_Exercise instructions_
Please swap "value-label" for "data-label" in every one of the items below, keeping all other text as it stands. Leave the pictures out of your answer.
____ Material
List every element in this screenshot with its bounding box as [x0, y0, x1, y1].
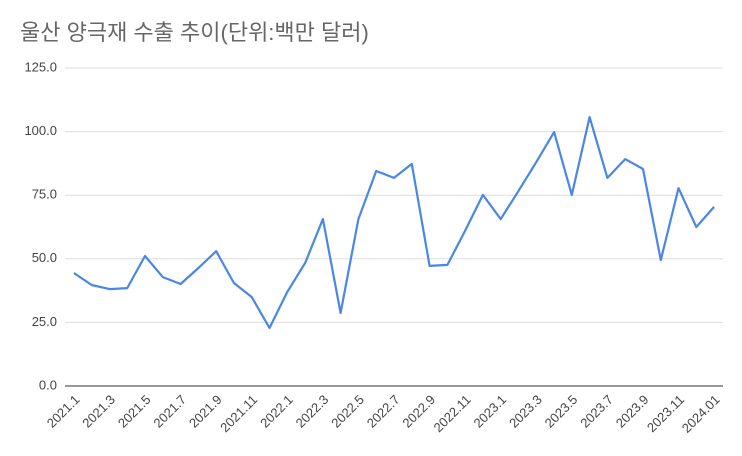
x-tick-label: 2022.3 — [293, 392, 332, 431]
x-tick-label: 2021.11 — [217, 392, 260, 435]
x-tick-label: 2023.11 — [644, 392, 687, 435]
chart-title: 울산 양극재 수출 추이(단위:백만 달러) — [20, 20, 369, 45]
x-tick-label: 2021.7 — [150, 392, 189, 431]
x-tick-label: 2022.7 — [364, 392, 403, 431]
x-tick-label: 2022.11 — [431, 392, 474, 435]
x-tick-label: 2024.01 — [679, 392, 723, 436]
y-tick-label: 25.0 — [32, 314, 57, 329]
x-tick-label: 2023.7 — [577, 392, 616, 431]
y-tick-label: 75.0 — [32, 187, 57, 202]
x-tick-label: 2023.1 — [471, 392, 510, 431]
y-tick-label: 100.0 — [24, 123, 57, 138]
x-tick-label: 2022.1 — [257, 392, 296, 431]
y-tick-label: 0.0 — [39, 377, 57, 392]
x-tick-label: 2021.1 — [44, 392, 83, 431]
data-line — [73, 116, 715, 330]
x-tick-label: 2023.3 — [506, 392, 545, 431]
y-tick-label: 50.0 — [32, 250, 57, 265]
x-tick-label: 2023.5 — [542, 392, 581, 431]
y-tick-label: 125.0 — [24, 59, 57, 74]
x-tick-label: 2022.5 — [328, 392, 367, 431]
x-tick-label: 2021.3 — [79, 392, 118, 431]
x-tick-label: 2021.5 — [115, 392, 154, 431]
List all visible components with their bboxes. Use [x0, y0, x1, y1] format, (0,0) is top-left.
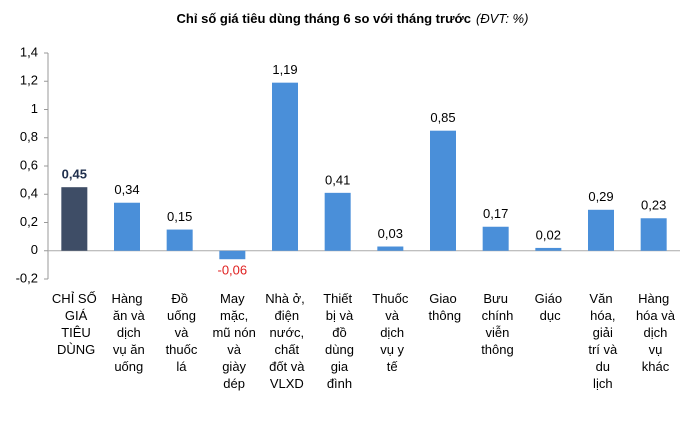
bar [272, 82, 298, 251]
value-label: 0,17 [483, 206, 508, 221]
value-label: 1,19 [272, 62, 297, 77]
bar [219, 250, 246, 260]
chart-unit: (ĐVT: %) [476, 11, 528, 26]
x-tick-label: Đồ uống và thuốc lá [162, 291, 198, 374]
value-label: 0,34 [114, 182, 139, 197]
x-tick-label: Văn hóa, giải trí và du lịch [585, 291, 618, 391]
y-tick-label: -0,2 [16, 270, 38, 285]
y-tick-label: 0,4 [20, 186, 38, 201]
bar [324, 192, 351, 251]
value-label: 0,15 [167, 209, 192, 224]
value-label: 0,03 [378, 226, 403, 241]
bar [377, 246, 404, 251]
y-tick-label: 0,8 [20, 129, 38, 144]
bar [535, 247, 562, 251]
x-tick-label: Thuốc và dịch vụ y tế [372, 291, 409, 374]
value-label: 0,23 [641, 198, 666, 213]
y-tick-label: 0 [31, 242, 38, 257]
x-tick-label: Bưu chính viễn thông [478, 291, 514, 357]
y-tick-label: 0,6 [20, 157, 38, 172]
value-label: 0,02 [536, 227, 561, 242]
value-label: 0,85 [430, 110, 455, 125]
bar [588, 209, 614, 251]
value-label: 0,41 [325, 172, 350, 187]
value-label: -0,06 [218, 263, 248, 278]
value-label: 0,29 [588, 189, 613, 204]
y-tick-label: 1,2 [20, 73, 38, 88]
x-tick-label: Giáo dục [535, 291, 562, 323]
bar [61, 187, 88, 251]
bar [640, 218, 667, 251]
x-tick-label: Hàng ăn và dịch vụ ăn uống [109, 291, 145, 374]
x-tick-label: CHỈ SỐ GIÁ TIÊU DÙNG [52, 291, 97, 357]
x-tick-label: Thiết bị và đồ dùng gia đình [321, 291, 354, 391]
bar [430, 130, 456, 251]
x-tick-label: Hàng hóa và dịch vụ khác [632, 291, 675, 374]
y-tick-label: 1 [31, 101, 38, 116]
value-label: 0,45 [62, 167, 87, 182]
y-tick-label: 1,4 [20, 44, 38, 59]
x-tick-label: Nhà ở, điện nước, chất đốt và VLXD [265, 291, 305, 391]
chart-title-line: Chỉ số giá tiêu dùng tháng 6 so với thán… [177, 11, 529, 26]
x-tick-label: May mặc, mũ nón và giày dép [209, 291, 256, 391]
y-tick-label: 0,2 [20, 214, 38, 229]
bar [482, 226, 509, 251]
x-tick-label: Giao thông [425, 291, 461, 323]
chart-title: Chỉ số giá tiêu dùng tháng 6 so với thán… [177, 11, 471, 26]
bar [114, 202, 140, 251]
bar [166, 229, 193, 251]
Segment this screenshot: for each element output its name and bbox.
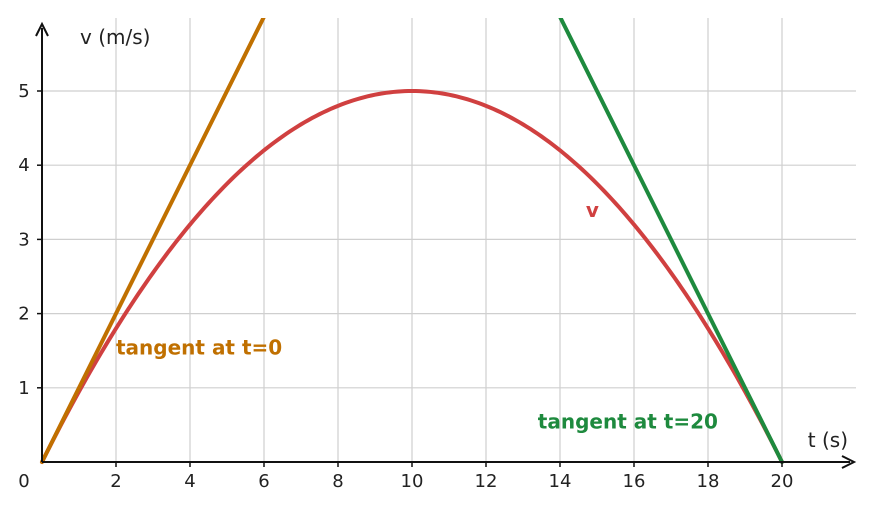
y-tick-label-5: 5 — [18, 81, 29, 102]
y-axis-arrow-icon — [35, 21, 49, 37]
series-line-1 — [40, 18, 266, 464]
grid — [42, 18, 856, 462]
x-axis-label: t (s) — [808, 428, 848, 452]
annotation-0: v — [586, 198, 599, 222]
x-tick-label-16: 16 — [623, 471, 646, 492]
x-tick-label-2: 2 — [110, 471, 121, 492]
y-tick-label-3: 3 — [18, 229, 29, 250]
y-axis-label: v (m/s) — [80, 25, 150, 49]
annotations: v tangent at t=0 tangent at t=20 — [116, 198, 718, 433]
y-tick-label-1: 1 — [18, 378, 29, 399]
________
_Response for this exercise_
List every element in this screenshot with its bounding box as [x0, y0, x1, y1].
x-tick-label: 2022.3 — [293, 392, 332, 431]
x-tick-label: 2021.11 — [217, 392, 260, 435]
x-tick-label: 2023.11 — [644, 392, 687, 435]
chart-title: 울산 양극재 수출 추이(단위:백만 달러) — [20, 20, 369, 45]
x-tick-label: 2021.7 — [150, 392, 189, 431]
x-tick-label: 2022.7 — [364, 392, 403, 431]
x-tick-label: 2022.11 — [431, 392, 474, 435]
x-tick-label: 2024.01 — [679, 392, 723, 436]
y-tick-label: 25.0 — [32, 314, 57, 329]
x-tick-label: 2023.7 — [577, 392, 616, 431]
y-tick-label: 75.0 — [32, 187, 57, 202]
x-tick-label: 2023.1 — [471, 392, 510, 431]
y-tick-label: 100.0 — [24, 123, 57, 138]
x-tick-label: 2022.1 — [257, 392, 296, 431]
y-tick-label: 0.0 — [39, 377, 57, 392]
x-tick-label: 2021.1 — [44, 392, 83, 431]
data-line — [73, 116, 715, 330]
x-tick-label: 2023.3 — [506, 392, 545, 431]
y-tick-label: 50.0 — [32, 250, 57, 265]
x-tick-label: 2023.5 — [542, 392, 581, 431]
y-tick-label: 125.0 — [24, 59, 57, 74]
x-tick-label: 2022.5 — [328, 392, 367, 431]
x-tick-label: 2021.3 — [79, 392, 118, 431]
x-tick-label: 2021.5 — [115, 392, 154, 431]
List all visible components with their bboxes. Use [x0, y0, x1, y1] format, (0,0) is top-left.
bar [272, 82, 298, 251]
data-label: 0,17 [483, 206, 508, 221]
data-label: 1,19 [272, 62, 297, 77]
bar [219, 250, 246, 260]
chart-unit: (ĐVT: %) [476, 11, 528, 26]
x-tick-label: Đồ uống và thuốc lá [162, 291, 198, 374]
data-label: 0,34 [114, 182, 139, 197]
x-tick-label: Văn hóa, giải trí và du lịch [585, 291, 618, 391]
y-tick-label: -0,2 [16, 270, 38, 285]
y-tick-label: 0,4 [20, 186, 38, 201]
bar [324, 192, 351, 251]
data-label: 0,15 [167, 209, 192, 224]
data-label: 0,03 [378, 226, 403, 241]
bar [377, 246, 404, 251]
y-tick-label: 0,8 [20, 129, 38, 144]
bar [535, 247, 562, 251]
x-tick-label: Thuốc và dịch vụ y tế [372, 291, 409, 374]
data-label: 0,23 [641, 198, 666, 213]
y-tick-label: 0 [31, 242, 38, 257]
x-tick-label: Bưu chính viễn thông [478, 291, 514, 357]
y-tick-label: 0,6 [20, 157, 38, 172]
data-label: 0,02 [536, 227, 561, 242]
data-label: 0,85 [430, 110, 455, 125]
bar [588, 209, 614, 251]
data-label: 0,41 [325, 172, 350, 187]
data-label: -0,06 [218, 263, 248, 278]
data-label: 0,29 [588, 189, 613, 204]
y-tick-label: 1,2 [20, 73, 38, 88]
x-tick-label: Giáo dục [535, 291, 562, 323]
bar [61, 187, 88, 251]
bar [640, 218, 667, 251]
x-tick-label: Hàng ăn và dịch vụ ăn uống [109, 291, 145, 374]
x-tick-label: CHỈ SỐ GIÁ TIÊU DÙNG [52, 291, 97, 357]
x-tick-label: Thiết bị và đồ dùng gia đình [321, 291, 354, 391]
bar [430, 130, 456, 251]
x-tick-label: Hàng hóa và dịch vụ khác [632, 291, 675, 374]
y-tick-label: 1 [31, 101, 38, 116]
data-label: 0,45 [62, 167, 87, 182]
y-tick-label: 1,4 [20, 44, 38, 59]
x-tick-label: Nhà ở, điện nước, chất đốt và VLXD [265, 291, 305, 391]
chart-title-line: Chỉ số giá tiêu dùng tháng 6 so với thán… [177, 11, 529, 26]
x-tick-label: May mặc, mũ nón và giày dép [209, 291, 256, 391]
y-tick-label: 0,2 [20, 214, 38, 229]
bar [482, 226, 509, 251]
x-tick-label: Giao thông [425, 291, 461, 323]
chart-title: Chỉ số giá tiêu dùng tháng 6 so với thán… [177, 11, 471, 26]
bar [114, 202, 140, 251]
bar [166, 229, 193, 251]
Segment this screenshot: for each element output its name and bbox.
y-tick-label-5: 5 — [18, 81, 29, 102]
y-axis-arrow-icon — [35, 21, 49, 37]
series-line-1 — [40, 18, 266, 464]
grid — [42, 18, 856, 462]
x-axis-label: t (s) — [808, 428, 848, 452]
annotation-0: v — [586, 198, 599, 222]
x-tick-label-16: 16 — [623, 471, 646, 492]
x-tick-label-2: 2 — [110, 471, 121, 492]
y-tick-label-3: 3 — [18, 229, 29, 250]
y-axis-label: v (m/s) — [80, 25, 150, 49]
annotations: v tangent at t=0 tangent at t=20 — [116, 198, 718, 433]
y-tick-label-1: 1 — [18, 378, 29, 399]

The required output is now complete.